Find every line in the records below that holds the word "this" and copy it.

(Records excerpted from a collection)
◆ ◆ ◆ ◆ ◆

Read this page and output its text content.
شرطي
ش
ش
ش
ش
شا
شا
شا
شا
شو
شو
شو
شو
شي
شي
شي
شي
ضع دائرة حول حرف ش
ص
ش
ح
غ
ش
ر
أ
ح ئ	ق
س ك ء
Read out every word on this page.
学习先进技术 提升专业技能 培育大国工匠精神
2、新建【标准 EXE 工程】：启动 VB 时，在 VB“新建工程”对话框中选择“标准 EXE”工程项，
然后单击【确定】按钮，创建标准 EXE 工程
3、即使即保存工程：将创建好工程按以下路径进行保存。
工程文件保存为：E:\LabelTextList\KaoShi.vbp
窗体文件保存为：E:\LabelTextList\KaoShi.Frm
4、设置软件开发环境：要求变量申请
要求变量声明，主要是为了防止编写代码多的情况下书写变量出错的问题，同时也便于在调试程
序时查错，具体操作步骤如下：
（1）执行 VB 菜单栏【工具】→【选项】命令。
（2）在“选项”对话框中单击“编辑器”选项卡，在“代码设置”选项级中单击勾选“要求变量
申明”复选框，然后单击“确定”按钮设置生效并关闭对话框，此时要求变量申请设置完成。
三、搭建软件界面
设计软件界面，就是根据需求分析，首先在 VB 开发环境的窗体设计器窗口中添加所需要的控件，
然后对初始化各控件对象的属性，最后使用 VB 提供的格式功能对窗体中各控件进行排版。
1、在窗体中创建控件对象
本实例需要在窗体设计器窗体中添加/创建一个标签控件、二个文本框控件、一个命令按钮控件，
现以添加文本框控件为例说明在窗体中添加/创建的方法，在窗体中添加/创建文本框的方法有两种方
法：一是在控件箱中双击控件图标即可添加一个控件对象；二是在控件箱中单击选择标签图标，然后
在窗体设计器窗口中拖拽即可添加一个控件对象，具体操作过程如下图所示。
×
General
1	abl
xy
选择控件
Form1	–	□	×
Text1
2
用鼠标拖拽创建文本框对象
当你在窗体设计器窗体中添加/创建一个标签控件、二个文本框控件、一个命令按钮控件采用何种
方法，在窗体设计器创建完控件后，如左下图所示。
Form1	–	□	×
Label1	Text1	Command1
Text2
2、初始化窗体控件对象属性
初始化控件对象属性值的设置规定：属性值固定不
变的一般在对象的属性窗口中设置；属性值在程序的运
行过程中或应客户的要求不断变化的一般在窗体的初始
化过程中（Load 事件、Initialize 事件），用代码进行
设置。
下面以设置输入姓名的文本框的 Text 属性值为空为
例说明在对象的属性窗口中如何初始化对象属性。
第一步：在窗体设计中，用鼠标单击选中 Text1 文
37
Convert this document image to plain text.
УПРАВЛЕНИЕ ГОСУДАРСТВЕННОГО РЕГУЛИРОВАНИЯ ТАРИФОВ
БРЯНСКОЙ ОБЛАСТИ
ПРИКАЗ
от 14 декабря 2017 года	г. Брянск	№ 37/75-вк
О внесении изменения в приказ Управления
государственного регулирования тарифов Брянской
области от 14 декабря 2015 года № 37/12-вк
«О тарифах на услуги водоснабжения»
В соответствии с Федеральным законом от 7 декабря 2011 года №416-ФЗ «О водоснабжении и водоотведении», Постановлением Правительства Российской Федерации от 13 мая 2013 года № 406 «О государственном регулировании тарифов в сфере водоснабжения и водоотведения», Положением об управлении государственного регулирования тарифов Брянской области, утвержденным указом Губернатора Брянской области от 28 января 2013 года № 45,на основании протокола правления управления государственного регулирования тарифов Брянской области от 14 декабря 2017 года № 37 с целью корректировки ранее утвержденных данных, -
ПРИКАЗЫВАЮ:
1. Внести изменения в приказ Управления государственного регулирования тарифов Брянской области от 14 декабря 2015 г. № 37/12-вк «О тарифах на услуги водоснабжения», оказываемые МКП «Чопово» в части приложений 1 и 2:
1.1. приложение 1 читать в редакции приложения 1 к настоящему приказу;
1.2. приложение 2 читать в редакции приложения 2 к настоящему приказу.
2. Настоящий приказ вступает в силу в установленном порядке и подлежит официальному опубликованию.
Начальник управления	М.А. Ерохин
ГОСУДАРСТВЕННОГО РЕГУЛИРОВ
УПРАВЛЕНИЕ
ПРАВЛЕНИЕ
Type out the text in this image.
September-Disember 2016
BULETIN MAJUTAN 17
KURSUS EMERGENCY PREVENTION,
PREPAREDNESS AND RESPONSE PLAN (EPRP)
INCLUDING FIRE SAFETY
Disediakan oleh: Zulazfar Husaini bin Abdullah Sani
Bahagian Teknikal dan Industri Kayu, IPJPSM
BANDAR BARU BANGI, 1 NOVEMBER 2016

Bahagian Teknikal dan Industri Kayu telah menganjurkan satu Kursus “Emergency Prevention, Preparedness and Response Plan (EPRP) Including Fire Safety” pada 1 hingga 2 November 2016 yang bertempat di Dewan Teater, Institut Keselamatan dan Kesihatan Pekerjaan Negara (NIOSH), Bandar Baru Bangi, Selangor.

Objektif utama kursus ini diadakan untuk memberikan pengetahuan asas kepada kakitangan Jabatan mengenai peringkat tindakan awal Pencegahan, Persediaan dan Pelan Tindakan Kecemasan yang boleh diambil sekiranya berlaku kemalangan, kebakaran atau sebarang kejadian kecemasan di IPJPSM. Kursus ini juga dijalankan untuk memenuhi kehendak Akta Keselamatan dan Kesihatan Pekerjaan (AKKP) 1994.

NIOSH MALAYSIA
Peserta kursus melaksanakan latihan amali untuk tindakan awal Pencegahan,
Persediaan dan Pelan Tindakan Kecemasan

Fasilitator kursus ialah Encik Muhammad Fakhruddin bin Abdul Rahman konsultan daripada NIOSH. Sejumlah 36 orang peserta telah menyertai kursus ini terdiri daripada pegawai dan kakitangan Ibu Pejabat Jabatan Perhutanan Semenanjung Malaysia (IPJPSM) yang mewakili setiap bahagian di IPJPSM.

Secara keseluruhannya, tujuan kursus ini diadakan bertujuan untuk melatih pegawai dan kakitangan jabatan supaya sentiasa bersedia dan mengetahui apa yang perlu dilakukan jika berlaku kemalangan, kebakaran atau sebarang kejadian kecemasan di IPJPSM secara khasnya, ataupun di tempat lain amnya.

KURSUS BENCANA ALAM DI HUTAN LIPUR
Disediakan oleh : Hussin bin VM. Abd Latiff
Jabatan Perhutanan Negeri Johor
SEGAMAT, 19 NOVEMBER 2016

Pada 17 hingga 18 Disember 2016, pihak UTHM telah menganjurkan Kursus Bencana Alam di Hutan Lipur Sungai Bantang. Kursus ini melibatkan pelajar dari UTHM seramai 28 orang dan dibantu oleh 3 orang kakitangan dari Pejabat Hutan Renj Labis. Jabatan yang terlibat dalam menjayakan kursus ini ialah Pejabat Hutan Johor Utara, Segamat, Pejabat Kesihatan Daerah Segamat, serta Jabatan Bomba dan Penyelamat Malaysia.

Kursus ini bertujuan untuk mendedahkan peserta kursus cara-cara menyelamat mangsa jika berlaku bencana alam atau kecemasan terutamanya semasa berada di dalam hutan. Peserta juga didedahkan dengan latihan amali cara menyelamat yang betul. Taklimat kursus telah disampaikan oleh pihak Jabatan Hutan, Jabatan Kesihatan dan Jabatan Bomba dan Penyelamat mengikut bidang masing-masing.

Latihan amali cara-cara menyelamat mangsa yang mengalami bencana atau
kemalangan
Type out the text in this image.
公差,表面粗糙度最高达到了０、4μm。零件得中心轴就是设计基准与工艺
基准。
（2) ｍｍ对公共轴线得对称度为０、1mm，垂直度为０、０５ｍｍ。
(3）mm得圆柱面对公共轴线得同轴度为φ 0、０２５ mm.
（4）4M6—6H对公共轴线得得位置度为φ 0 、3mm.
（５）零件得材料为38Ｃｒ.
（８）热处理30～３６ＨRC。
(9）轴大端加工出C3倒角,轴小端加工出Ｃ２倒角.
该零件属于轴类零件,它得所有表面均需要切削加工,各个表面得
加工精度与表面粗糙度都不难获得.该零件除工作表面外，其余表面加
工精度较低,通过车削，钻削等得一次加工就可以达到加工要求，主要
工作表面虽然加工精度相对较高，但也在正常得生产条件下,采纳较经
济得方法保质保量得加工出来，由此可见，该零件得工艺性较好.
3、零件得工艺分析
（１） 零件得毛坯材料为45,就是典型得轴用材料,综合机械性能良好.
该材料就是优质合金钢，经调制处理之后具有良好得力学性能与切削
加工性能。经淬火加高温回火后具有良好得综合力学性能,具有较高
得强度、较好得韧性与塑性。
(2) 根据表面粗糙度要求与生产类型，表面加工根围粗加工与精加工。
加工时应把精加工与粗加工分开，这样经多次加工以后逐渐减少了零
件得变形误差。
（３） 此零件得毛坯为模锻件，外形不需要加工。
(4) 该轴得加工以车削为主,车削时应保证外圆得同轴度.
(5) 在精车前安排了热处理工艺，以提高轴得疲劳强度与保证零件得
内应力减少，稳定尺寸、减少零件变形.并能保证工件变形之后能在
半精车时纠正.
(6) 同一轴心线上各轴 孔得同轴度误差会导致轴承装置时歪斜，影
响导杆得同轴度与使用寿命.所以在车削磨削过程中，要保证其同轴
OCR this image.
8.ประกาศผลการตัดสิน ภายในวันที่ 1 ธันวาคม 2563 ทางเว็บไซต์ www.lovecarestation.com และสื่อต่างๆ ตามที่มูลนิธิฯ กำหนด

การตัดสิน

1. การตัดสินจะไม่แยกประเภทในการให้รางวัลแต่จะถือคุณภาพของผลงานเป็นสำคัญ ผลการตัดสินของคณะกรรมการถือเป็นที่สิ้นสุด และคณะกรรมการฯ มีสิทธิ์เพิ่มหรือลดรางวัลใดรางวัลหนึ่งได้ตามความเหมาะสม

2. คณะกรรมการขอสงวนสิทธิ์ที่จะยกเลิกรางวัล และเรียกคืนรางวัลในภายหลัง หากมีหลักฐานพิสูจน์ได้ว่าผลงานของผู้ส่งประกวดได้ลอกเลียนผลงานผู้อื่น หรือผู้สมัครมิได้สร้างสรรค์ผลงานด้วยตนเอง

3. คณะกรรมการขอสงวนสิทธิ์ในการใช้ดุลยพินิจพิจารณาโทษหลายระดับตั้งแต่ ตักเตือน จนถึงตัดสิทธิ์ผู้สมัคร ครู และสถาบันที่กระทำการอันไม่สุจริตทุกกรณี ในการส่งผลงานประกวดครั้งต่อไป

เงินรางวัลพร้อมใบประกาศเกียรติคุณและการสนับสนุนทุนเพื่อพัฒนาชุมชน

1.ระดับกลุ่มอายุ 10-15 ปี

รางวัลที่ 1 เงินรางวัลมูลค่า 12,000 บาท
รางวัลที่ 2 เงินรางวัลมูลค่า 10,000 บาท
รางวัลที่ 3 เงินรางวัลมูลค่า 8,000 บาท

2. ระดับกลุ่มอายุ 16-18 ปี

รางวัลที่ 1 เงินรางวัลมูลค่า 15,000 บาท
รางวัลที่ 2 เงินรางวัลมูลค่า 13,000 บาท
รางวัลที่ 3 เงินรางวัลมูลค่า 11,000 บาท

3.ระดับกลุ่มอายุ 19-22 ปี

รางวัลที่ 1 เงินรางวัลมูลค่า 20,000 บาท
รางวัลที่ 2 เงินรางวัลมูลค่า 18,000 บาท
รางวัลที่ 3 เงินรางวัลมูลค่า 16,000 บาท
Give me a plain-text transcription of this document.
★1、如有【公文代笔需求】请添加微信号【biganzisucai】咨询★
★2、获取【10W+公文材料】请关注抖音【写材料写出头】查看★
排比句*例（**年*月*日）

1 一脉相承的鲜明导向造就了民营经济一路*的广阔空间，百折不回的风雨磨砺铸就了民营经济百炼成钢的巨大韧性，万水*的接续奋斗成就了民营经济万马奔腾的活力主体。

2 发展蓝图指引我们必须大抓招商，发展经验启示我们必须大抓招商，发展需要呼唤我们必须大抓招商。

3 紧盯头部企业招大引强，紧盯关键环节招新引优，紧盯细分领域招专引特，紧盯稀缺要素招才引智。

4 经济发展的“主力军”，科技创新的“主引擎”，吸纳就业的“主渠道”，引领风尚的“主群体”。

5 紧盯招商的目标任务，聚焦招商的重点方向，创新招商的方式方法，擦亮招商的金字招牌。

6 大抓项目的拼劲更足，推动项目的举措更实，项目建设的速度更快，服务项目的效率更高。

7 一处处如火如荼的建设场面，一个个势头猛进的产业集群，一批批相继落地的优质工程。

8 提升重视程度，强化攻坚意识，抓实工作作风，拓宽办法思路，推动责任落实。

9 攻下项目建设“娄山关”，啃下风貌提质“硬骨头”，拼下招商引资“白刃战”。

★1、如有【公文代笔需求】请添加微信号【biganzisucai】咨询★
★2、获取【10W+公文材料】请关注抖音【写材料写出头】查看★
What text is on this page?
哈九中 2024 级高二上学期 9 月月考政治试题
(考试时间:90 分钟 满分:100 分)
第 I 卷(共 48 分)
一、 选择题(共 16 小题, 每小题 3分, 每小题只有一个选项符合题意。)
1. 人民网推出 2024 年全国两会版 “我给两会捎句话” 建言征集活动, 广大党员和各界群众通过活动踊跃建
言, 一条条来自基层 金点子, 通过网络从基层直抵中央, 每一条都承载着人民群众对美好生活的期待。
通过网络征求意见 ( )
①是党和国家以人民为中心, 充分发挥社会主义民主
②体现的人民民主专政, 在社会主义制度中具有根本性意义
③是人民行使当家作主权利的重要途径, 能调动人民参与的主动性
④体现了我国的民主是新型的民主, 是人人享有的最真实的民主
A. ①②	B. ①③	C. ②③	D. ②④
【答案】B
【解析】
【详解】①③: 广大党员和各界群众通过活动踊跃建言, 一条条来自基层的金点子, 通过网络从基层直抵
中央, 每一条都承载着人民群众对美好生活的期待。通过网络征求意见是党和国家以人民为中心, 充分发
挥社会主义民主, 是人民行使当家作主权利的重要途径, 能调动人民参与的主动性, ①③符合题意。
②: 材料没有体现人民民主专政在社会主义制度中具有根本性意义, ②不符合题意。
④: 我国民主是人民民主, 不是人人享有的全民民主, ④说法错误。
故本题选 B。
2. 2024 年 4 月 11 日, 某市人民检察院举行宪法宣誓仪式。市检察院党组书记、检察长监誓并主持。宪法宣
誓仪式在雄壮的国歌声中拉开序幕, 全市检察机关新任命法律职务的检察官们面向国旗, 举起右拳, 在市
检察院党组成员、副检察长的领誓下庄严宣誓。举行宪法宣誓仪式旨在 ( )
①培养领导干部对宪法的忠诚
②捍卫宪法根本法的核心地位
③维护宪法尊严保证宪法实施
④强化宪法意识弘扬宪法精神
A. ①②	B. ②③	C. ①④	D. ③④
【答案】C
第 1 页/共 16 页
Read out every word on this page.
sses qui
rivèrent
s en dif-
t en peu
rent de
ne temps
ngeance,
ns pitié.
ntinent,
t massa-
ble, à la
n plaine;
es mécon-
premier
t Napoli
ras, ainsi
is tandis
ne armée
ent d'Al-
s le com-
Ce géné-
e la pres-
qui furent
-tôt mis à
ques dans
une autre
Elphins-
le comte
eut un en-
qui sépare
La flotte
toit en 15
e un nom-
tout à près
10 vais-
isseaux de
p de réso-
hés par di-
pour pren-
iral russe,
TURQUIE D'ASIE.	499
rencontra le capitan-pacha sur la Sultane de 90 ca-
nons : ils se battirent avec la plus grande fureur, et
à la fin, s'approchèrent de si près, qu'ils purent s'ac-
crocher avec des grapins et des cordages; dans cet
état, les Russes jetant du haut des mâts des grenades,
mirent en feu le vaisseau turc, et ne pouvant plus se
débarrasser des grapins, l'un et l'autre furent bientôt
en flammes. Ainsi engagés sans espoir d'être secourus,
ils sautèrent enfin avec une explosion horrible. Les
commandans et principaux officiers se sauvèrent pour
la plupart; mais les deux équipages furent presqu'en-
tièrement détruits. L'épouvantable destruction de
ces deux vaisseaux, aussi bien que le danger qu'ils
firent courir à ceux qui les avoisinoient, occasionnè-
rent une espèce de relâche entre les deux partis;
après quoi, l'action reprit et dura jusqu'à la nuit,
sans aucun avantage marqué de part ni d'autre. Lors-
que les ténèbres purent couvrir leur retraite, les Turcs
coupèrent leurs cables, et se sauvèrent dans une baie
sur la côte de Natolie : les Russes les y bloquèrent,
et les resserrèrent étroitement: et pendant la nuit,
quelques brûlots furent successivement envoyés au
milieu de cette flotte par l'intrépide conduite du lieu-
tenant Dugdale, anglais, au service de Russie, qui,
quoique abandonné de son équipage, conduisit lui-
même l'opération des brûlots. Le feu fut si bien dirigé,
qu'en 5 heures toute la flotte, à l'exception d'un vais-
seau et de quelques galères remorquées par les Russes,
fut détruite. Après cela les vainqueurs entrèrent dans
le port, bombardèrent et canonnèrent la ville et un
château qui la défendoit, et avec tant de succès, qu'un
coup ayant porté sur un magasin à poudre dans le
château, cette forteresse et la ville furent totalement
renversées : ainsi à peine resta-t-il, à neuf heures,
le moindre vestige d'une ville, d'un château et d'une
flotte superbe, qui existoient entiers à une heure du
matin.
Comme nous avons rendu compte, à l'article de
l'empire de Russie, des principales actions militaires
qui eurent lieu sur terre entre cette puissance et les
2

◆ ◆ ◆ ◆ ◆

TASK OUTPUT |
Read this page and output its text content.
Read out every word on this page.
Convert this document image to plain text.
Type out the text in this image.
Type out the text in this image.
OCR this image.
Give me a plain-text transcription of this document.
What text is on this page?
Read out every word on this page.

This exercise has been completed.